__What you need to do__: Provide an exact copy of the data, excluding the images.

__Saved data entries__:
◇ ◇ ◇ ◇ ◇ ◇ ◇

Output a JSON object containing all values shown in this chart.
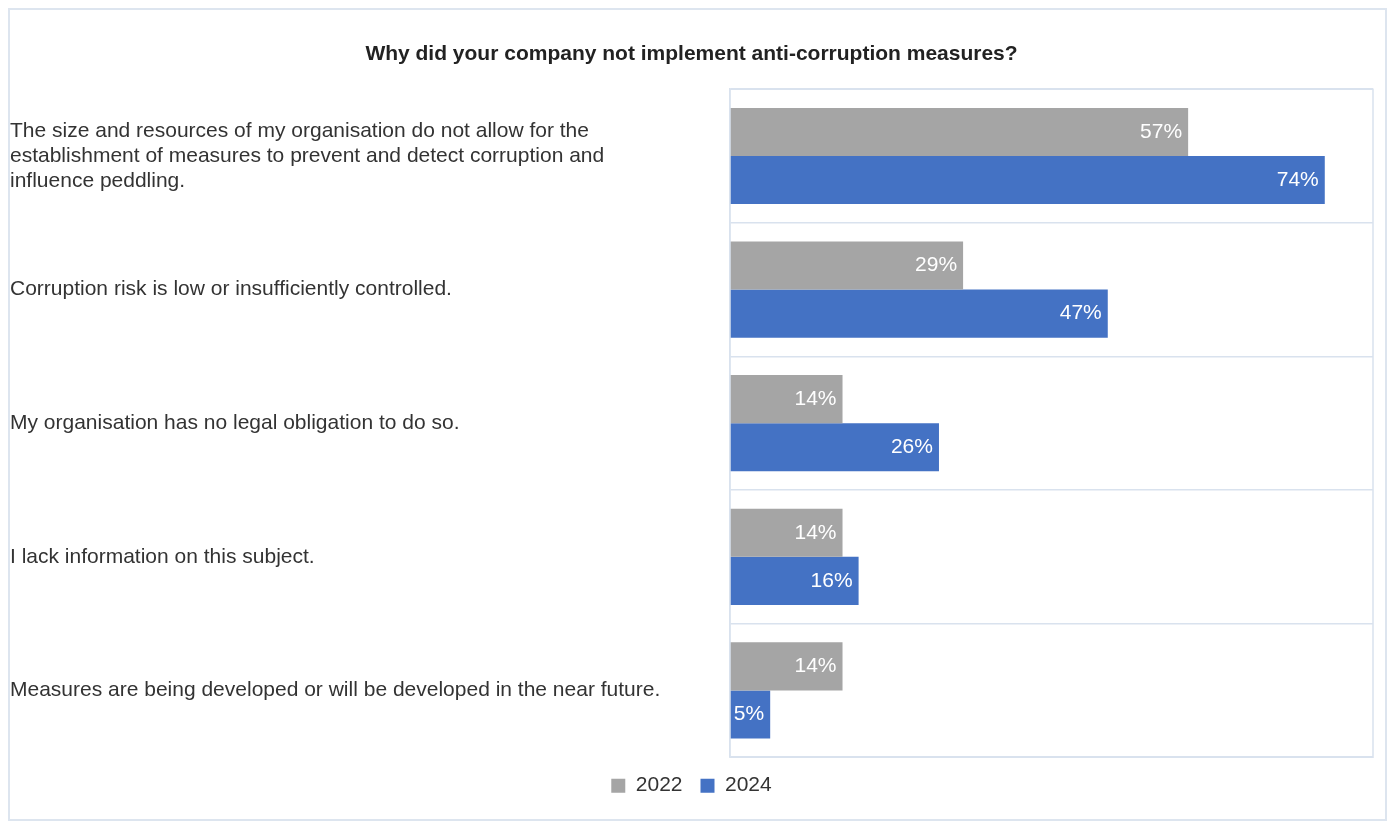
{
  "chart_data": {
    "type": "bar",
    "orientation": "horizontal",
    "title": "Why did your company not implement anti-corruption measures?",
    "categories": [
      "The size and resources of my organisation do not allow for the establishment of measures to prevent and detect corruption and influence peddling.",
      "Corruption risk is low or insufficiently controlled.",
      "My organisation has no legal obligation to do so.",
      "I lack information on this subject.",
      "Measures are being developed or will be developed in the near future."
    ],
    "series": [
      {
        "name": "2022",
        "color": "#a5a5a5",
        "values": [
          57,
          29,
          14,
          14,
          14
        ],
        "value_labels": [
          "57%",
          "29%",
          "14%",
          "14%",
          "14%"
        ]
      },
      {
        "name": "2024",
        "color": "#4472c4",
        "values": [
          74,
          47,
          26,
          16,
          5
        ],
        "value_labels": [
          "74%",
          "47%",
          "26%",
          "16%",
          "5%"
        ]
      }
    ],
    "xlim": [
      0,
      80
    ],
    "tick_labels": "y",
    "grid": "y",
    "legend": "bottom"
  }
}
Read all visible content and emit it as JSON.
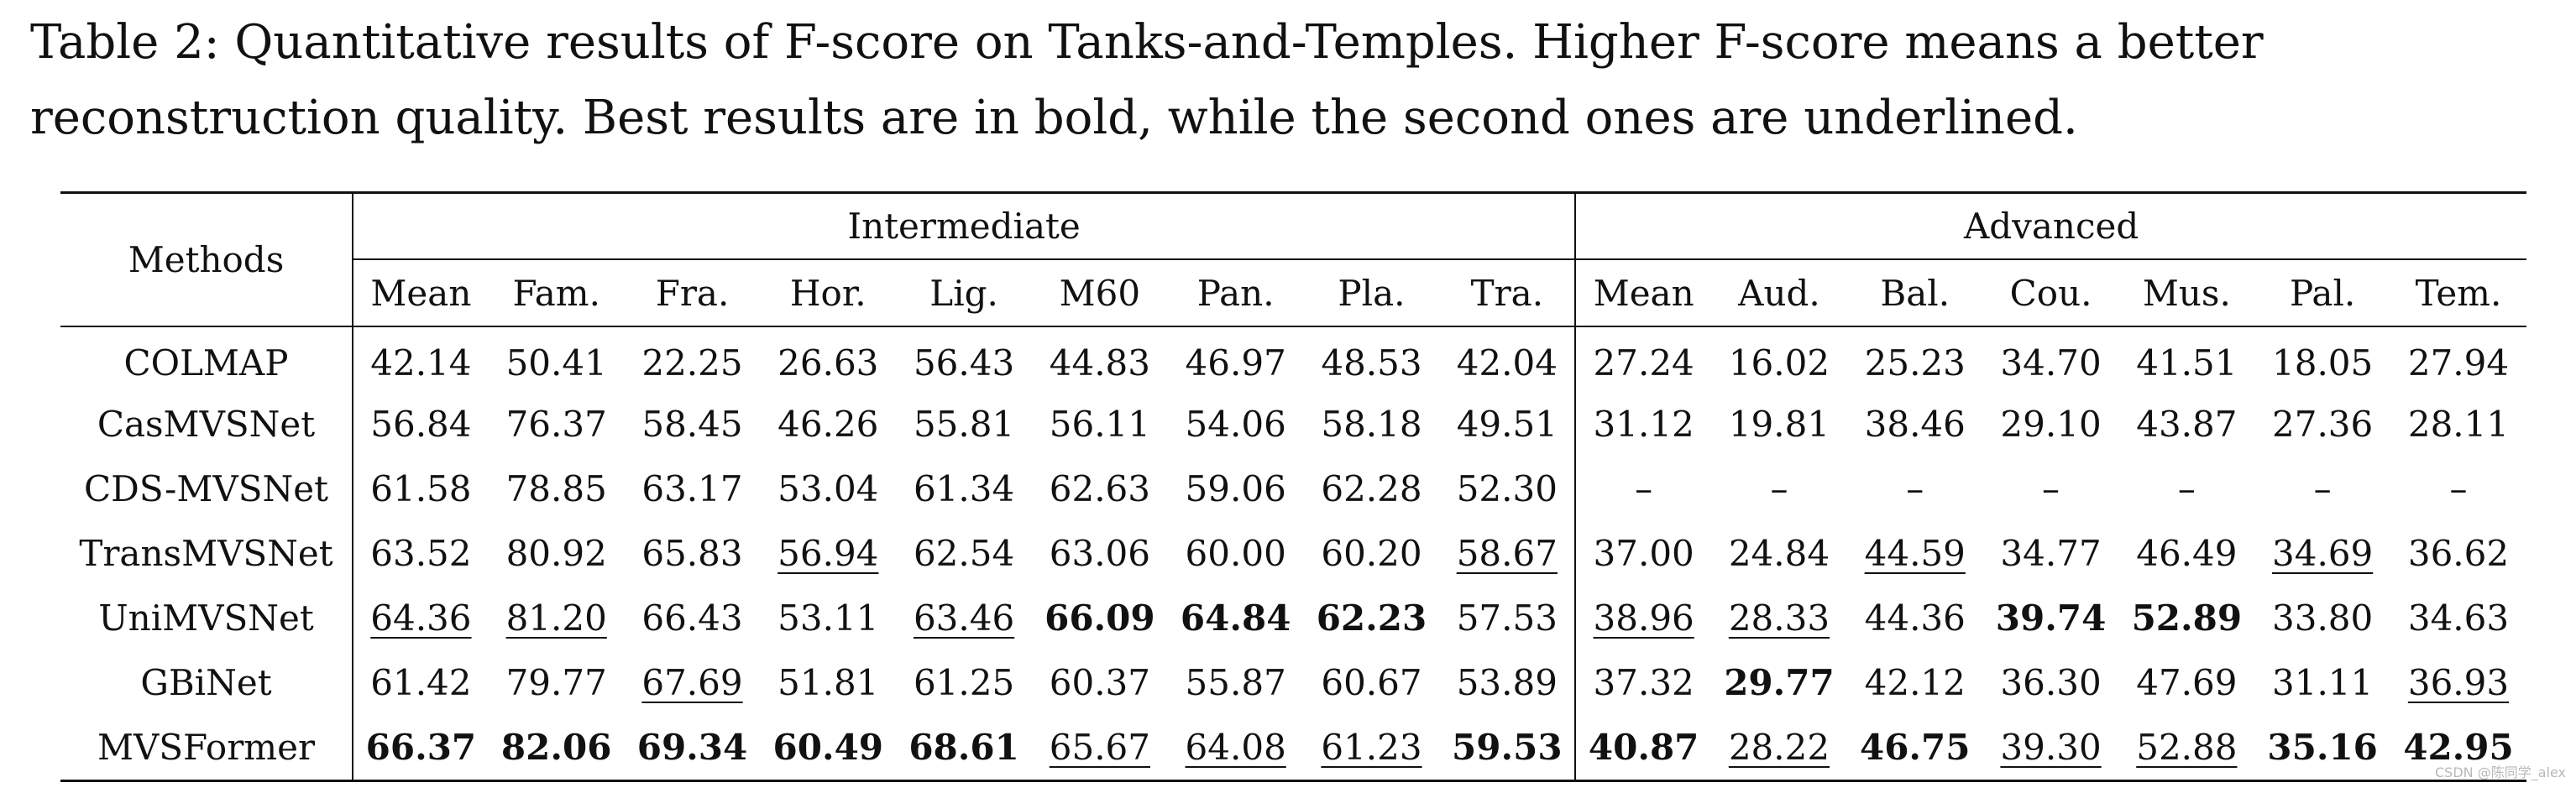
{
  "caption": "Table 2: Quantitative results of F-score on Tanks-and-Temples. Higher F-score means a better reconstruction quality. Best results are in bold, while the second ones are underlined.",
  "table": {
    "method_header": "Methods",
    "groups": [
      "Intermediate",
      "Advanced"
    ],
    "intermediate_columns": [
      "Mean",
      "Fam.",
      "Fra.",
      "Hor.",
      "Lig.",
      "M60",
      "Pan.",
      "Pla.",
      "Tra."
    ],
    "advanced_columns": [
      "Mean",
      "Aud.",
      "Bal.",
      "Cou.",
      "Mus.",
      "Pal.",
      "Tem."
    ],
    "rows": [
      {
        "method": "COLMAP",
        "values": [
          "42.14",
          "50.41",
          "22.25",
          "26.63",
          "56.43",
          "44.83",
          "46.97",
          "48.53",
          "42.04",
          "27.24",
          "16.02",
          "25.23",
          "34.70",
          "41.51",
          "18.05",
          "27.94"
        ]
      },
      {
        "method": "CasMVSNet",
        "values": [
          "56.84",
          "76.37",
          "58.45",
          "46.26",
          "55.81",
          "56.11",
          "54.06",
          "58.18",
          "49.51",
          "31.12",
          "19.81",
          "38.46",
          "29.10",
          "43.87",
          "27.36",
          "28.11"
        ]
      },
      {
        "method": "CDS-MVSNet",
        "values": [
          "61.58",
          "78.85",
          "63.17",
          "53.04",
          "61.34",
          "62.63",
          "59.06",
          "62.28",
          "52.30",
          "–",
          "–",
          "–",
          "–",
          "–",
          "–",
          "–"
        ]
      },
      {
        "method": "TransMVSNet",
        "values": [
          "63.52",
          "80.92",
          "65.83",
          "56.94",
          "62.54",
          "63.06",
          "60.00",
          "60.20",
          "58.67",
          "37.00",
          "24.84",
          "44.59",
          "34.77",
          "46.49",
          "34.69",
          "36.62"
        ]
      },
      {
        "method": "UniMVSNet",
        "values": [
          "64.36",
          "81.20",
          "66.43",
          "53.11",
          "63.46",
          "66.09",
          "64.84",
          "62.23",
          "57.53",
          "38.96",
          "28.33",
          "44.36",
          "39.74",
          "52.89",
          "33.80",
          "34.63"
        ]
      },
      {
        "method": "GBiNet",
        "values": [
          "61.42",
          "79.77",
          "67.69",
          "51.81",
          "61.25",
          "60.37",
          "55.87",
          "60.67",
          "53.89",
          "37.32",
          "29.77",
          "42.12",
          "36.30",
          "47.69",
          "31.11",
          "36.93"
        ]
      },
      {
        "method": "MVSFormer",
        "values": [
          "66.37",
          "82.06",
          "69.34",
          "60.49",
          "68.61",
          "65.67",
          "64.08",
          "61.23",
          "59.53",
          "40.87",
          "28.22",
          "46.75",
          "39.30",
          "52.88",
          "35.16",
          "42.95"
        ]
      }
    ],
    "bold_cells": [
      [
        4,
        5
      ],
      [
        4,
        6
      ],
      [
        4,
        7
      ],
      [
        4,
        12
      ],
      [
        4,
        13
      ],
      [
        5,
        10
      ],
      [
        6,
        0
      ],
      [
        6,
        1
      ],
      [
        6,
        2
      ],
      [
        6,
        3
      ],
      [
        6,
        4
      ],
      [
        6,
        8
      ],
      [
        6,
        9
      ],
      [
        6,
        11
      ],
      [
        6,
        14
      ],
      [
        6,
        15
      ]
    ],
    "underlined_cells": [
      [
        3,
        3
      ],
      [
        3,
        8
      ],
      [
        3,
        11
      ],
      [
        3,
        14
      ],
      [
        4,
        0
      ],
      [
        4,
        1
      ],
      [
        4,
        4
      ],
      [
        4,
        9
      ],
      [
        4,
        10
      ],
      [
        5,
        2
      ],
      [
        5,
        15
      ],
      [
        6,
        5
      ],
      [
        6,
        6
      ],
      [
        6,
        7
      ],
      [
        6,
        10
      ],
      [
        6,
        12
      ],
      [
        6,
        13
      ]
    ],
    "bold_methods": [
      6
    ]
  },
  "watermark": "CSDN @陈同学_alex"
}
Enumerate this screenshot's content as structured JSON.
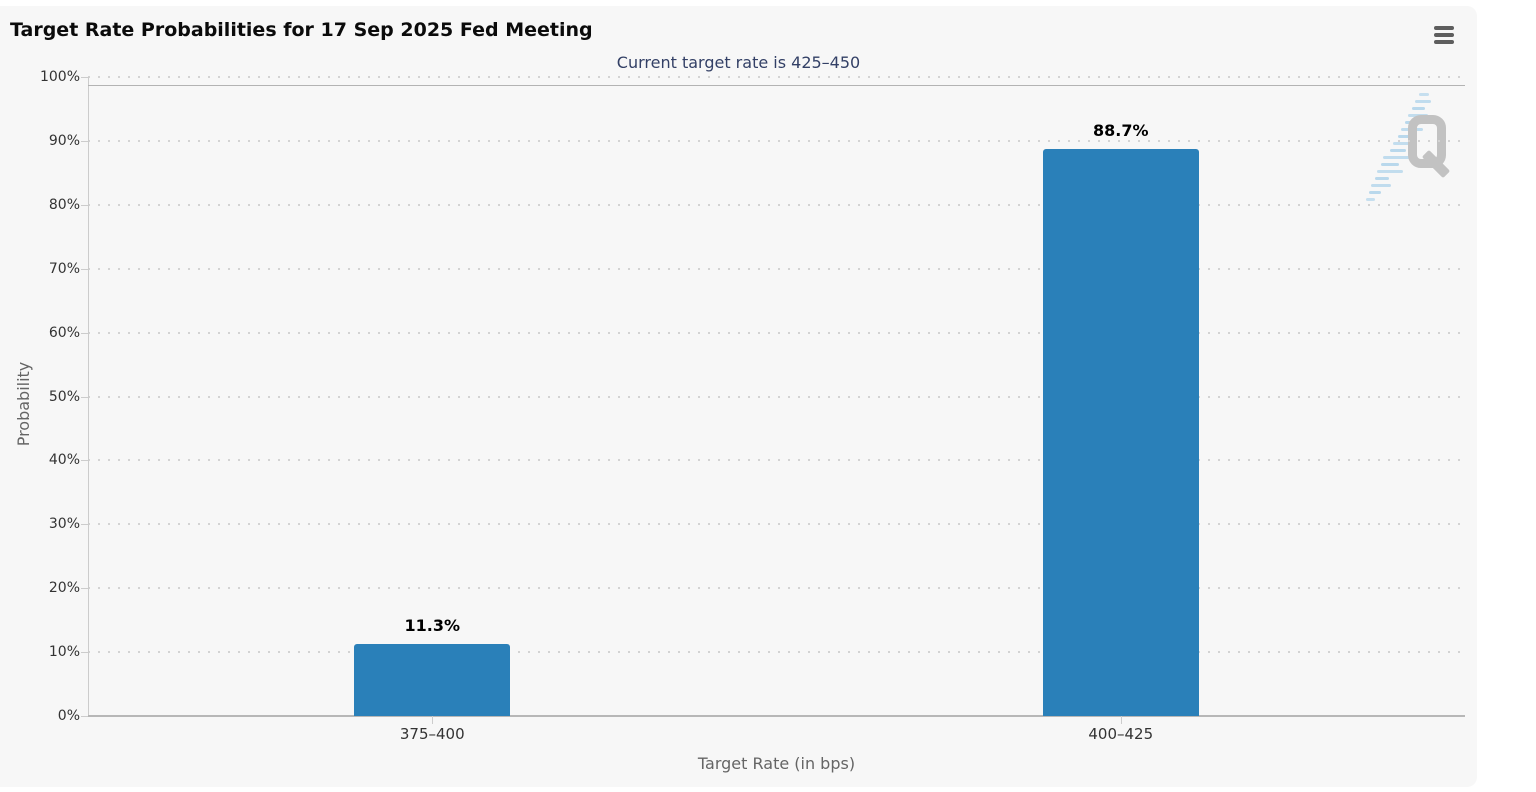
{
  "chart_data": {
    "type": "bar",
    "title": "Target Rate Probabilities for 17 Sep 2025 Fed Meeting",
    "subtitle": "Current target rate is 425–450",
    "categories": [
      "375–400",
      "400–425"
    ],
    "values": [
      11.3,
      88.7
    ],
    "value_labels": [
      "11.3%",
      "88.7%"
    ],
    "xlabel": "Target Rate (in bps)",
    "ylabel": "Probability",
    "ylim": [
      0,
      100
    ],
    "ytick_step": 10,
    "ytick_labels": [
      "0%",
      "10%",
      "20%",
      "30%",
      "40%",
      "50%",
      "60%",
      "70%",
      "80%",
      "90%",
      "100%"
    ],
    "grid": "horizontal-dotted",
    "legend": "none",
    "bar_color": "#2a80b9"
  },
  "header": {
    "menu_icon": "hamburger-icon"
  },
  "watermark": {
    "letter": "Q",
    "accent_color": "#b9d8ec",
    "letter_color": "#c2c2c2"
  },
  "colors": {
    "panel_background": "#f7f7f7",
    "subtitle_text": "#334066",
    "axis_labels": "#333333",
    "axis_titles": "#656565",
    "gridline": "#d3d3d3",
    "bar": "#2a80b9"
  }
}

◇ ◇ ◇ ◇ ◇ ◇ ◇

__Response to the task__:
Output a JSON object containing all values shown in this chart.
{
  "chart_data": {
    "type": "bar",
    "orientation": "horizontal",
    "title": "Why did your company not implement anti-corruption measures?",
    "categories": [
      "The size and resources of my organisation do not allow for the establishment of measures to prevent and detect corruption and influence peddling.",
      "Corruption risk is low or insufficiently controlled.",
      "My organisation has no legal obligation to do so.",
      "I lack information on this subject.",
      "Measures are being developed or will be developed in the near future."
    ],
    "series": [
      {
        "name": "2022",
        "color": "#a5a5a5",
        "values": [
          57,
          29,
          14,
          14,
          14
        ],
        "value_labels": [
          "57%",
          "29%",
          "14%",
          "14%",
          "14%"
        ]
      },
      {
        "name": "2024",
        "color": "#4472c4",
        "values": [
          74,
          47,
          26,
          16,
          5
        ],
        "value_labels": [
          "74%",
          "47%",
          "26%",
          "16%",
          "5%"
        ]
      }
    ],
    "xlim": [
      0,
      80
    ],
    "tick_labels": "y",
    "grid": "y",
    "legend": "bottom"
  }
}
Read all visible content and emit it as JSON.
{
  "caption": "Table 2: Quantitative results of F-score on Tanks-and-Temples. Higher F-score means a better reconstruction quality. Best results are in bold, while the second ones are underlined.",
  "table": {
    "method_header": "Methods",
    "groups": [
      "Intermediate",
      "Advanced"
    ],
    "intermediate_columns": [
      "Mean",
      "Fam.",
      "Fra.",
      "Hor.",
      "Lig.",
      "M60",
      "Pan.",
      "Pla.",
      "Tra."
    ],
    "advanced_columns": [
      "Mean",
      "Aud.",
      "Bal.",
      "Cou.",
      "Mus.",
      "Pal.",
      "Tem."
    ],
    "rows": [
      {
        "method": "COLMAP",
        "values": [
          "42.14",
          "50.41",
          "22.25",
          "26.63",
          "56.43",
          "44.83",
          "46.97",
          "48.53",
          "42.04",
          "27.24",
          "16.02",
          "25.23",
          "34.70",
          "41.51",
          "18.05",
          "27.94"
        ]
      },
      {
        "method": "CasMVSNet",
        "values": [
          "56.84",
          "76.37",
          "58.45",
          "46.26",
          "55.81",
          "56.11",
          "54.06",
          "58.18",
          "49.51",
          "31.12",
          "19.81",
          "38.46",
          "29.10",
          "43.87",
          "27.36",
          "28.11"
        ]
      },
      {
        "method": "CDS-MVSNet",
        "values": [
          "61.58",
          "78.85",
          "63.17",
          "53.04",
          "61.34",
          "62.63",
          "59.06",
          "62.28",
          "52.30",
          "–",
          "–",
          "–",
          "–",
          "–",
          "–",
          "–"
        ]
      },
      {
        "method": "TransMVSNet",
        "values": [
          "63.52",
          "80.92",
          "65.83",
          "56.94",
          "62.54",
          "63.06",
          "60.00",
          "60.20",
          "58.67",
          "37.00",
          "24.84",
          "44.59",
          "34.77",
          "46.49",
          "34.69",
          "36.62"
        ]
      },
      {
        "method": "UniMVSNet",
        "values": [
          "64.36",
          "81.20",
          "66.43",
          "53.11",
          "63.46",
          "66.09",
          "64.84",
          "62.23",
          "57.53",
          "38.96",
          "28.33",
          "44.36",
          "39.74",
          "52.89",
          "33.80",
          "34.63"
        ]
      },
      {
        "method": "GBiNet",
        "values": [
          "61.42",
          "79.77",
          "67.69",
          "51.81",
          "61.25",
          "60.37",
          "55.87",
          "60.67",
          "53.89",
          "37.32",
          "29.77",
          "42.12",
          "36.30",
          "47.69",
          "31.11",
          "36.93"
        ]
      },
      {
        "method": "MVSFormer",
        "values": [
          "66.37",
          "82.06",
          "69.34",
          "60.49",
          "68.61",
          "65.67",
          "64.08",
          "61.23",
          "59.53",
          "40.87",
          "28.22",
          "46.75",
          "39.30",
          "52.88",
          "35.16",
          "42.95"
        ]
      }
    ],
    "bold_cells": [
      [
        4,
        5
      ],
      [
        4,
        6
      ],
      [
        4,
        7
      ],
      [
        4,
        12
      ],
      [
        4,
        13
      ],
      [
        5,
        10
      ],
      [
        6,
        0
      ],
      [
        6,
        1
      ],
      [
        6,
        2
      ],
      [
        6,
        3
      ],
      [
        6,
        4
      ],
      [
        6,
        8
      ],
      [
        6,
        9
      ],
      [
        6,
        11
      ],
      [
        6,
        14
      ],
      [
        6,
        15
      ]
    ],
    "underlined_cells": [
      [
        3,
        3
      ],
      [
        3,
        8
      ],
      [
        3,
        11
      ],
      [
        3,
        14
      ],
      [
        4,
        0
      ],
      [
        4,
        1
      ],
      [
        4,
        4
      ],
      [
        4,
        9
      ],
      [
        4,
        10
      ],
      [
        5,
        2
      ],
      [
        5,
        15
      ],
      [
        6,
        5
      ],
      [
        6,
        6
      ],
      [
        6,
        7
      ],
      [
        6,
        10
      ],
      [
        6,
        12
      ],
      [
        6,
        13
      ]
    ],
    "bold_methods": [
      6
    ]
  },
  "watermark": "CSDN @陈同学_alex"
}
Enumerate this screenshot's content as structured JSON.
{
  "chart_data": {
    "type": "bar",
    "title": "Target Rate Probabilities for 17 Sep 2025 Fed Meeting",
    "subtitle": "Current target rate is 425–450",
    "categories": [
      "375–400",
      "400–425"
    ],
    "values": [
      11.3,
      88.7
    ],
    "value_labels": [
      "11.3%",
      "88.7%"
    ],
    "xlabel": "Target Rate (in bps)",
    "ylabel": "Probability",
    "ylim": [
      0,
      100
    ],
    "ytick_step": 10,
    "ytick_labels": [
      "0%",
      "10%",
      "20%",
      "30%",
      "40%",
      "50%",
      "60%",
      "70%",
      "80%",
      "90%",
      "100%"
    ],
    "grid": "horizontal-dotted",
    "legend": "none",
    "bar_color": "#2a80b9"
  },
  "header": {
    "menu_icon": "hamburger-icon"
  },
  "watermark": {
    "letter": "Q",
    "accent_color": "#b9d8ec",
    "letter_color": "#c2c2c2"
  },
  "colors": {
    "panel_background": "#f7f7f7",
    "subtitle_text": "#334066",
    "axis_labels": "#333333",
    "axis_titles": "#656565",
    "gridline": "#d3d3d3",
    "bar": "#2a80b9"
  }
}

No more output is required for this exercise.